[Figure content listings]
++++++++
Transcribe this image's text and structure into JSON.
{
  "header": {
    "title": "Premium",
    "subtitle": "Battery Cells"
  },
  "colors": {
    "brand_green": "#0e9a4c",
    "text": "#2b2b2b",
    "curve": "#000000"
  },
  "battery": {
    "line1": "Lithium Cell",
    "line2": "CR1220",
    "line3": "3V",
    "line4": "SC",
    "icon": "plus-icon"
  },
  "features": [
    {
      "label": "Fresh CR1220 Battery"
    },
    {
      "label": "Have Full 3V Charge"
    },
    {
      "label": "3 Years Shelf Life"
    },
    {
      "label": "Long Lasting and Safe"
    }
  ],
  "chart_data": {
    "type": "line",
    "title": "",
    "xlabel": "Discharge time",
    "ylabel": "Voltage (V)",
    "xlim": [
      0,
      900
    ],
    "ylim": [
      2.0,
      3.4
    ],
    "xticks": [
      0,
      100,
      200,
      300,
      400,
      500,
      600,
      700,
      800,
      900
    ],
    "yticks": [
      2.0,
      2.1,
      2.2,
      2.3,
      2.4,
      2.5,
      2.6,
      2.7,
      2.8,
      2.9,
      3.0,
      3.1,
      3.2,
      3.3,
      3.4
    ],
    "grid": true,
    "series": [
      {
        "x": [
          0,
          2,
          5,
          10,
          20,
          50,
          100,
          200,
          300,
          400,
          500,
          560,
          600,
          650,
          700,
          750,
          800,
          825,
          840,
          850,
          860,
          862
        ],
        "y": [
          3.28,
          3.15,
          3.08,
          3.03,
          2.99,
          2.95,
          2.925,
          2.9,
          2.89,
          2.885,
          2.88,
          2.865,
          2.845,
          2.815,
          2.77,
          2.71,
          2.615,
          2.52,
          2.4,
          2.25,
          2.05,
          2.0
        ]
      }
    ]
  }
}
++++++++
- WORK ORDER
The data above should be reproduced in full and exactly.

- RESULT OF THIS EXERCISE
Transcribe this image's text and structure into JSON.
{
  "header": {
    "title": "Premium",
    "subtitle": "Battery Cells"
  },
  "colors": {
    "brand_green": "#0e9a4c",
    "text": "#2b2b2b",
    "curve": "#000000"
  },
  "battery": {
    "line1": "Lithium Cell",
    "line2": "CR1220",
    "line3": "3V",
    "line4": "SC",
    "icon": "plus-icon"
  },
  "features": [
    {
      "label": "Fresh CR1220 Battery"
    },
    {
      "label": "Have Full 3V Charge"
    },
    {
      "label": "3 Years Shelf Life"
    },
    {
      "label": "Long Lasting and Safe"
    }
  ],
  "chart_data": {
    "type": "line",
    "title": "",
    "xlabel": "Discharge time",
    "ylabel": "Voltage (V)",
    "xlim": [
      0,
      900
    ],
    "ylim": [
      2.0,
      3.4
    ],
    "xticks": [
      0,
      100,
      200,
      300,
      400,
      500,
      600,
      700,
      800,
      900
    ],
    "yticks": [
      2.0,
      2.1,
      2.2,
      2.3,
      2.4,
      2.5,
      2.6,
      2.7,
      2.8,
      2.9,
      3.0,
      3.1,
      3.2,
      3.3,
      3.4
    ],
    "grid": true,
    "series": [
      {
        "x": [
          0,
          2,
          5,
          10,
          20,
          50,
          100,
          200,
          300,
          400,
          500,
          560,
          600,
          650,
          700,
          750,
          800,
          825,
          840,
          850,
          860,
          862
        ],
        "y": [
          3.28,
          3.15,
          3.08,
          3.03,
          2.99,
          2.95,
          2.925,
          2.9,
          2.89,
          2.885,
          2.88,
          2.865,
          2.845,
          2.815,
          2.77,
          2.71,
          2.615,
          2.52,
          2.4,
          2.25,
          2.05,
          2.0
        ]
      }
    ]
  }
}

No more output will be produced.